| STATED EXERCISE |
Show each line of the data below that has the string "text" in it.

| SUPPLIED MATERIAL |
◆ ◆ ◆ ◆ ◆

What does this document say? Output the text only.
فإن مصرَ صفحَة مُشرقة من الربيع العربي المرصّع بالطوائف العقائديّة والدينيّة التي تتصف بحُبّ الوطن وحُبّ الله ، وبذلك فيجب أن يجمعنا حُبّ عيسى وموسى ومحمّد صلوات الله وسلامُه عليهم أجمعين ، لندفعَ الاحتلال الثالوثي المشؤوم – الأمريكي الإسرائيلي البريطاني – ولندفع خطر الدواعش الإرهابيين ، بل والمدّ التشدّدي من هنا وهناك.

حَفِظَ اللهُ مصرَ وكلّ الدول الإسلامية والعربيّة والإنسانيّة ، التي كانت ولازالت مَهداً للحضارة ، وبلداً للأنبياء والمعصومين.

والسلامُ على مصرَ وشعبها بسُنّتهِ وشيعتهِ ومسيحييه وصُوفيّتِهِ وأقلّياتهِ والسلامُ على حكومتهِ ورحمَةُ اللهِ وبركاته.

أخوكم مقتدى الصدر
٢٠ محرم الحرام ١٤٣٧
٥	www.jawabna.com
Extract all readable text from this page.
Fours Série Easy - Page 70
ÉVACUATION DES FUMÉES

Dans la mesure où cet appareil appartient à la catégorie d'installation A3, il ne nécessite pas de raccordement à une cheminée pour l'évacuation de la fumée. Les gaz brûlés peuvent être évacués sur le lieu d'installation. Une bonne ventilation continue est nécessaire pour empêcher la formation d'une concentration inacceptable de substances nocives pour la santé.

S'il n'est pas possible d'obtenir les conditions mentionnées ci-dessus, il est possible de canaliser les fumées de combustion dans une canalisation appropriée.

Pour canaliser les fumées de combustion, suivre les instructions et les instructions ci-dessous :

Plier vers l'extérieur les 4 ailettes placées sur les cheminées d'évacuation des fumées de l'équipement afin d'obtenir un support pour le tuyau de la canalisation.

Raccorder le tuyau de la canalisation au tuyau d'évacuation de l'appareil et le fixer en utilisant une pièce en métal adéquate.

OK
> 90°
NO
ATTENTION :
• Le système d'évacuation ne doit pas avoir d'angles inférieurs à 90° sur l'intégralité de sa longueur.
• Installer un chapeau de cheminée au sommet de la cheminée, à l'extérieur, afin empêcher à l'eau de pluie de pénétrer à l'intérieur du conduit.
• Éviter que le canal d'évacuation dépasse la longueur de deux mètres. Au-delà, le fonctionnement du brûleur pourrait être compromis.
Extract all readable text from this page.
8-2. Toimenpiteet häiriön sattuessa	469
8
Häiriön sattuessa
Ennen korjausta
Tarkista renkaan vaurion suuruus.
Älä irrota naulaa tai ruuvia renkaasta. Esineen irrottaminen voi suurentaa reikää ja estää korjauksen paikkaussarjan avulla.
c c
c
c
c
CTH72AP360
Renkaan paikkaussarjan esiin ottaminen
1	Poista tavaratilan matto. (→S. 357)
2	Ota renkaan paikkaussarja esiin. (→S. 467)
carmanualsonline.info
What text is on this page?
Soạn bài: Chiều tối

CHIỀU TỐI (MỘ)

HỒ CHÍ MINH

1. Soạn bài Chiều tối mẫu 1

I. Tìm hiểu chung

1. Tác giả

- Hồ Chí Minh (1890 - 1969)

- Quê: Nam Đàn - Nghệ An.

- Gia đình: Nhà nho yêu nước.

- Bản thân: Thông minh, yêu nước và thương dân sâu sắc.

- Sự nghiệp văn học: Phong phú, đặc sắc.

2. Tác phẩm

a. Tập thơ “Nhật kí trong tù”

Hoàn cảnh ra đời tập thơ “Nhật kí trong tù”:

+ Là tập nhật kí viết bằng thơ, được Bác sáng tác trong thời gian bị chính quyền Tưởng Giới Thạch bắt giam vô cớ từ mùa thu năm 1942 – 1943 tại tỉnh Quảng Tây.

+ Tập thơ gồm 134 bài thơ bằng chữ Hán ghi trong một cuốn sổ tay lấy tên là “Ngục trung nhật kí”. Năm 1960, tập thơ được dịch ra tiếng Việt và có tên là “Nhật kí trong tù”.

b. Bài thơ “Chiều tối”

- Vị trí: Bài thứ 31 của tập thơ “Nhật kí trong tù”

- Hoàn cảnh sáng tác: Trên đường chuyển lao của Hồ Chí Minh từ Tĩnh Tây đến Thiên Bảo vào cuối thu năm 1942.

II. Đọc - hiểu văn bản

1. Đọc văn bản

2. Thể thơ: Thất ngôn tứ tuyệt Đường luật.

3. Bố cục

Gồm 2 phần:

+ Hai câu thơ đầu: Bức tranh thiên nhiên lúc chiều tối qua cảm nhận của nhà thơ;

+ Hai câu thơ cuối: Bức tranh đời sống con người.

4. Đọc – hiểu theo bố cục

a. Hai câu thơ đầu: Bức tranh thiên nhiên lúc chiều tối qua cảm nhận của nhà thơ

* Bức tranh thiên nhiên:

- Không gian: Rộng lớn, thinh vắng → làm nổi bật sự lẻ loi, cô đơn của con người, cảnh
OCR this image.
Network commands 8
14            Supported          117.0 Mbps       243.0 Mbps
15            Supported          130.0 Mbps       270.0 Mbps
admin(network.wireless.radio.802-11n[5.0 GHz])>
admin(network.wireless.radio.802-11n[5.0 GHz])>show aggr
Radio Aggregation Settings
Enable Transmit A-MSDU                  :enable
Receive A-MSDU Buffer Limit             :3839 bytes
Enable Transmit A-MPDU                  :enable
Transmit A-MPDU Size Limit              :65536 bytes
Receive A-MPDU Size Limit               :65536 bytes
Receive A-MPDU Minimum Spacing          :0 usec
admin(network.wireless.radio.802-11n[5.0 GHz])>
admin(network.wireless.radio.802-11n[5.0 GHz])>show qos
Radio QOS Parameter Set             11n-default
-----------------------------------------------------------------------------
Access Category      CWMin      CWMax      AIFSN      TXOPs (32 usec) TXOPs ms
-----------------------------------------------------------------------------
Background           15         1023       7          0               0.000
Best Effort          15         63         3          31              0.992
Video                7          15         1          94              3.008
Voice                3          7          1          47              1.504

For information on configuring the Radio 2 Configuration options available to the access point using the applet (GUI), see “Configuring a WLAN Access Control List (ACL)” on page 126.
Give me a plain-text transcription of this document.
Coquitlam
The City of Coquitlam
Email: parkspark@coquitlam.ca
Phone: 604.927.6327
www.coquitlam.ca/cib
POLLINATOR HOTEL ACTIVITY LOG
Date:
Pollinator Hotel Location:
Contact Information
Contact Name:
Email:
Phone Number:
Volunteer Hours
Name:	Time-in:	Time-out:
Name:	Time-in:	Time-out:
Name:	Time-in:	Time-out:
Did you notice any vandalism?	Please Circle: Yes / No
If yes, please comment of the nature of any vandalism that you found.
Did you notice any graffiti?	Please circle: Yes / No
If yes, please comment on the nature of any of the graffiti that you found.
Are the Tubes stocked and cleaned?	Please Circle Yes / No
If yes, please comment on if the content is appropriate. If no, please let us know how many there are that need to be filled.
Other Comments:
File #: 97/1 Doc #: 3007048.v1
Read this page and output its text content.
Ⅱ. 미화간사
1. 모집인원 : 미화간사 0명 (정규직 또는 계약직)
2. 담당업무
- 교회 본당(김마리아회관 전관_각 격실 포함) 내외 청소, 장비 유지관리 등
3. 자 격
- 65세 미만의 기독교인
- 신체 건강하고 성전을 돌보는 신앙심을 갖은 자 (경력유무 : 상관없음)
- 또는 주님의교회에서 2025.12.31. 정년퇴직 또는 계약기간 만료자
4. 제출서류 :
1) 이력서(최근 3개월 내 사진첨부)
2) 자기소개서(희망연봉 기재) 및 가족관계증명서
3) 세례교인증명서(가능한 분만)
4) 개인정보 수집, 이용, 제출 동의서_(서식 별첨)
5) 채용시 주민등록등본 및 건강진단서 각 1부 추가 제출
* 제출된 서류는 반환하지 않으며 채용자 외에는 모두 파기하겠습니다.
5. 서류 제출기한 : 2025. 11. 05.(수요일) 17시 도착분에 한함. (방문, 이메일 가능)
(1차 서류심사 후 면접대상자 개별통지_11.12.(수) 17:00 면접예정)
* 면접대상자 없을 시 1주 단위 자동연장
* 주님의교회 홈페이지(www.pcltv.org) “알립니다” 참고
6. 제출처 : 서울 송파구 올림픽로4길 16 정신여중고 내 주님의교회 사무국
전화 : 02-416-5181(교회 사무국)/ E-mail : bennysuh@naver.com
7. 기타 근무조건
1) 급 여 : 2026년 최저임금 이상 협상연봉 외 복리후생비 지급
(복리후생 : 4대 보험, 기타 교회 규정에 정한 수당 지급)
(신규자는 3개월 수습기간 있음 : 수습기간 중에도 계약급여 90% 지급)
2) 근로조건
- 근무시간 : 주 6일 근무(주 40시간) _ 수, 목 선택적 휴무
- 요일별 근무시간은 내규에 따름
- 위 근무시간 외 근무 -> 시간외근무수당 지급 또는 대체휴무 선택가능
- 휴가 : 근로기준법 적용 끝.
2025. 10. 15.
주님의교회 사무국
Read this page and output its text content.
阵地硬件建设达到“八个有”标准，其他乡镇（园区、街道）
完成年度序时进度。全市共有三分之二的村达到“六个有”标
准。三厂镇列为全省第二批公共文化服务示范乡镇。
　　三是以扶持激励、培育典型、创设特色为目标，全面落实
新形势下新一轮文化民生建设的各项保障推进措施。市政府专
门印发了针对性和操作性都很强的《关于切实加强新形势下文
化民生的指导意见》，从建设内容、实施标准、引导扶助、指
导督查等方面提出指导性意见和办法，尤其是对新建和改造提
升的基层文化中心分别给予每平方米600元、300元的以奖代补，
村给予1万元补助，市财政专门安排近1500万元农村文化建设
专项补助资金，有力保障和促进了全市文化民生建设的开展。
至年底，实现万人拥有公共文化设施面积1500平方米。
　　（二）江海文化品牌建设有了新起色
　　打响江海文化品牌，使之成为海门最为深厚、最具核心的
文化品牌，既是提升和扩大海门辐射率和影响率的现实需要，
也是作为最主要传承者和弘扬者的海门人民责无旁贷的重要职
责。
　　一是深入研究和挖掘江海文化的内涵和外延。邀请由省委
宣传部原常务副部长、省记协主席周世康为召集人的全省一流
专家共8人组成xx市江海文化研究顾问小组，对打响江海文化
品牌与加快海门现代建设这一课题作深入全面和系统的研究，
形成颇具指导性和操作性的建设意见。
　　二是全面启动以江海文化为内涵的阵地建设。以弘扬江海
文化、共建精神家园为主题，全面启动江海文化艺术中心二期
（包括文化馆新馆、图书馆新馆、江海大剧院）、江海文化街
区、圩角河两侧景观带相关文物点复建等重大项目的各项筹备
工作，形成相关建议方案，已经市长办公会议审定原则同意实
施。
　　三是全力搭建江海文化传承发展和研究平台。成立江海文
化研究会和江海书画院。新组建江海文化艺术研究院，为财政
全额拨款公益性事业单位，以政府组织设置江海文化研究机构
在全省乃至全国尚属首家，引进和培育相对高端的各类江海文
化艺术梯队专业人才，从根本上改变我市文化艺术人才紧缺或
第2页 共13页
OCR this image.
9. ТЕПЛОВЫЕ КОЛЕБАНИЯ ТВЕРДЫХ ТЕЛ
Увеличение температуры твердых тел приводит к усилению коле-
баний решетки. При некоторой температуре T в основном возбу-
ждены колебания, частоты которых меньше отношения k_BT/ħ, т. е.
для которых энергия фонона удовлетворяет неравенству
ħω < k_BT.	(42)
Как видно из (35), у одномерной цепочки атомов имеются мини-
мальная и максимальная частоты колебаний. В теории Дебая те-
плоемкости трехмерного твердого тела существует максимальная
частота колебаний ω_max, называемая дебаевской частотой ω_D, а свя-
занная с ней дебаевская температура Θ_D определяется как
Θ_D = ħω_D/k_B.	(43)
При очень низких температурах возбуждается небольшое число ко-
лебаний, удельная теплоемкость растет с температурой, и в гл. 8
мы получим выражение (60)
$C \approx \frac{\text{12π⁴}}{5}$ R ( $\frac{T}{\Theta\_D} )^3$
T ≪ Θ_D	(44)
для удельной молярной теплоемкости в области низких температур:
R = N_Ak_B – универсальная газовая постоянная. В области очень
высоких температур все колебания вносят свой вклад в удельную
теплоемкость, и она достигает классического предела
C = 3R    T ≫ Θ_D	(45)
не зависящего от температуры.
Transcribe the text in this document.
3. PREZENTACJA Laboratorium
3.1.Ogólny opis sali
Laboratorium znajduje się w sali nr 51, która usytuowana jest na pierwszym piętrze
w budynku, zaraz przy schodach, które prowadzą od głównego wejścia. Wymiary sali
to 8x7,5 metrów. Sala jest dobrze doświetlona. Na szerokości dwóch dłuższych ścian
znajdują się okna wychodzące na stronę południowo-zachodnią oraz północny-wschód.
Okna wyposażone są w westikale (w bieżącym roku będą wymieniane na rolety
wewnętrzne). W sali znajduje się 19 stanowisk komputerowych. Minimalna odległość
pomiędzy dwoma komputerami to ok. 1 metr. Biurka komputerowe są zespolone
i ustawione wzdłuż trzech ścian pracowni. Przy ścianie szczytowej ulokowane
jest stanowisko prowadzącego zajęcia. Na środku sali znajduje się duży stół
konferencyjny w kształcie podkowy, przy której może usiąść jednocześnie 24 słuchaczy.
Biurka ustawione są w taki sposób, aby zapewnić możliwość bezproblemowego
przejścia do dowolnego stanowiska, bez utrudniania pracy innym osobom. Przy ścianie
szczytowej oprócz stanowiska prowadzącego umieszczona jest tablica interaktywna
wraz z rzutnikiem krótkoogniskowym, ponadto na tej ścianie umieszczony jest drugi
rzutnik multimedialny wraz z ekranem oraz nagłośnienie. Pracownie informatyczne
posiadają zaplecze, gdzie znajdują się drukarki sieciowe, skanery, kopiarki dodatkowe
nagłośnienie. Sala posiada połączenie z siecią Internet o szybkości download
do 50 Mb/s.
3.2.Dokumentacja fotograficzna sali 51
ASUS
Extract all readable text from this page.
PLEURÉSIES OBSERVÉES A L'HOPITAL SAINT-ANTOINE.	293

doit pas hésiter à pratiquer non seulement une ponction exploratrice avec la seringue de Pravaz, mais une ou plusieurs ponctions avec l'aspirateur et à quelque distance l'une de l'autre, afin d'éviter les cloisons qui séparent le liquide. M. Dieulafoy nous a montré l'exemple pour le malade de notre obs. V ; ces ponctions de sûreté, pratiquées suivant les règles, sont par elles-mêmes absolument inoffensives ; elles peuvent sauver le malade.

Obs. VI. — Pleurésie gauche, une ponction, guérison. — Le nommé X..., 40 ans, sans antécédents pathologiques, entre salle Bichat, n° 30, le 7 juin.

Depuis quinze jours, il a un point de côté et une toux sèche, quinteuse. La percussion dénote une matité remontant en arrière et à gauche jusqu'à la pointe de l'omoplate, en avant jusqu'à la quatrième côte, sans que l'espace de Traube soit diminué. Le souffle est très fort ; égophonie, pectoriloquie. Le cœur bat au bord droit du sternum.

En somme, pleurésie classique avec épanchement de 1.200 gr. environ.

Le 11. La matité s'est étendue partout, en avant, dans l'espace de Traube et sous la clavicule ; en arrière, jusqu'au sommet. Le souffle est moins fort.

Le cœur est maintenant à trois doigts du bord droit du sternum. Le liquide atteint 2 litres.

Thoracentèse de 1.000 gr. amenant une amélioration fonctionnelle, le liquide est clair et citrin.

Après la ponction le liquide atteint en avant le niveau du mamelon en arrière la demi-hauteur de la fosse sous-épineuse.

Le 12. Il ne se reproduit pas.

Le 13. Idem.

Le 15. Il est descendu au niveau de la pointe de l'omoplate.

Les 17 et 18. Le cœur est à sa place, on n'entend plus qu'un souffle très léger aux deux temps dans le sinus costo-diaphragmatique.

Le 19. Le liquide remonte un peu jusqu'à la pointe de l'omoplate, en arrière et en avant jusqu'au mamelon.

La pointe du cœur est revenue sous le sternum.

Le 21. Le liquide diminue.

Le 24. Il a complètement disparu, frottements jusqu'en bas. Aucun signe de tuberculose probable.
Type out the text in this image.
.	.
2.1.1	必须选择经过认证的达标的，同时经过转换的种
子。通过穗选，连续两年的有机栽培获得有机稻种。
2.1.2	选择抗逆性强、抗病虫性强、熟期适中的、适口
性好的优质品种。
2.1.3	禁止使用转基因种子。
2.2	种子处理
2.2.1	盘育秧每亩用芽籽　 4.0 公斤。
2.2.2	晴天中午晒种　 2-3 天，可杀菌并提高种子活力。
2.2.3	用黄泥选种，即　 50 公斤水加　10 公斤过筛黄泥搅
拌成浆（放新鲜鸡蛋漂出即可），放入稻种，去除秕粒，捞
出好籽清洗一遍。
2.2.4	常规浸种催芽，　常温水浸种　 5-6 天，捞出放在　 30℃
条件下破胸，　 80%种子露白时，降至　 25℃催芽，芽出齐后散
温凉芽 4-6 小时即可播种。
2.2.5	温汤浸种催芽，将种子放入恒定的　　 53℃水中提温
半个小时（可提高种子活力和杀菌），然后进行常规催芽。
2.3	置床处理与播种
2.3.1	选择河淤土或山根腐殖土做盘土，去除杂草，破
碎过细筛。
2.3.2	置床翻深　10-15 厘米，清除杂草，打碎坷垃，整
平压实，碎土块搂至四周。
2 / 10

◆ ◆ ◆ ◆ ◆

| PROBLEM SOLUTION |
What does this document say? Output the text only.
Extract all readable text from this page.
Extract all readable text from this page.
What text is on this page?
Give me a plain-text transcription of this document.
Read this page and output its text content.
Read this page and output its text content.
$C \approx \frac{\text{12π⁴}}{5}$ R ( $\frac{T}{\Theta\_D} )^3$
Transcribe the text in this document.
Extract all readable text from this page.
Type out the text in this image.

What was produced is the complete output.